(Exercise requirements)
Make an exact copy of all the entries, but do not reproduce the pictures.

Dataset items:

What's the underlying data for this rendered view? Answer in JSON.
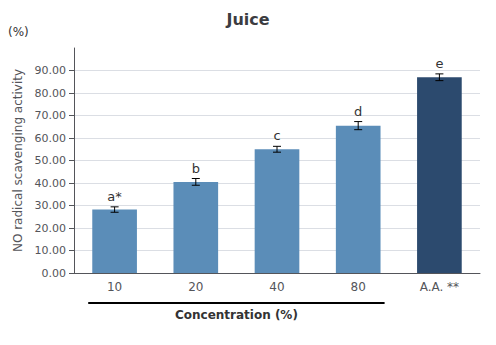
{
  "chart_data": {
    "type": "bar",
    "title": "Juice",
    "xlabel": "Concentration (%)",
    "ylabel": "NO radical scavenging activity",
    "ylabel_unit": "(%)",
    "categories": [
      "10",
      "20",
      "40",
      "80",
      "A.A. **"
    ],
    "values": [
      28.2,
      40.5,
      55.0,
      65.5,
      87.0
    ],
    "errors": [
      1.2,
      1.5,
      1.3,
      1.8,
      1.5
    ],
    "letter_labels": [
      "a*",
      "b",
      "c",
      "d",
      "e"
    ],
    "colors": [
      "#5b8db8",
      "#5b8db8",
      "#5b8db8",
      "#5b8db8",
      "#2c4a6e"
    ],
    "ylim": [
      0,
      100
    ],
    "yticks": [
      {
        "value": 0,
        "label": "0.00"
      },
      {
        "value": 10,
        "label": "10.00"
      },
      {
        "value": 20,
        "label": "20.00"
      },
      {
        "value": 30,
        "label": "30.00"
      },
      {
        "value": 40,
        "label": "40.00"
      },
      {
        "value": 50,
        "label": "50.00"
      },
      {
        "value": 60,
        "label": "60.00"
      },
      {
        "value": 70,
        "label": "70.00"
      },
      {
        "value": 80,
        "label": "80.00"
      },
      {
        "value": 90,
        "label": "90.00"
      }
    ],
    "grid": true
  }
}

(Task solution)
What's the underlying data for this rendered view? Answer in JSON.
{
  "chart_data": {
    "type": "bar",
    "title": "Juice",
    "xlabel": "Concentration (%)",
    "ylabel": "NO radical scavenging activity",
    "ylabel_unit": "(%)",
    "categories": [
      "10",
      "20",
      "40",
      "80",
      "A.A. **"
    ],
    "values": [
      28.2,
      40.5,
      55.0,
      65.5,
      87.0
    ],
    "errors": [
      1.2,
      1.5,
      1.3,
      1.8,
      1.5
    ],
    "letter_labels": [
      "a*",
      "b",
      "c",
      "d",
      "e"
    ],
    "colors": [
      "#5b8db8",
      "#5b8db8",
      "#5b8db8",
      "#5b8db8",
      "#2c4a6e"
    ],
    "ylim": [
      0,
      100
    ],
    "yticks": [
      {
        "value": 0,
        "label": "0.00"
      },
      {
        "value": 10,
        "label": "10.00"
      },
      {
        "value": 20,
        "label": "20.00"
      },
      {
        "value": 30,
        "label": "30.00"
      },
      {
        "value": 40,
        "label": "40.00"
      },
      {
        "value": 50,
        "label": "50.00"
      },
      {
        "value": 60,
        "label": "60.00"
      },
      {
        "value": 70,
        "label": "70.00"
      },
      {
        "value": 80,
        "label": "80.00"
      },
      {
        "value": 90,
        "label": "90.00"
      }
    ],
    "grid": true
  }
}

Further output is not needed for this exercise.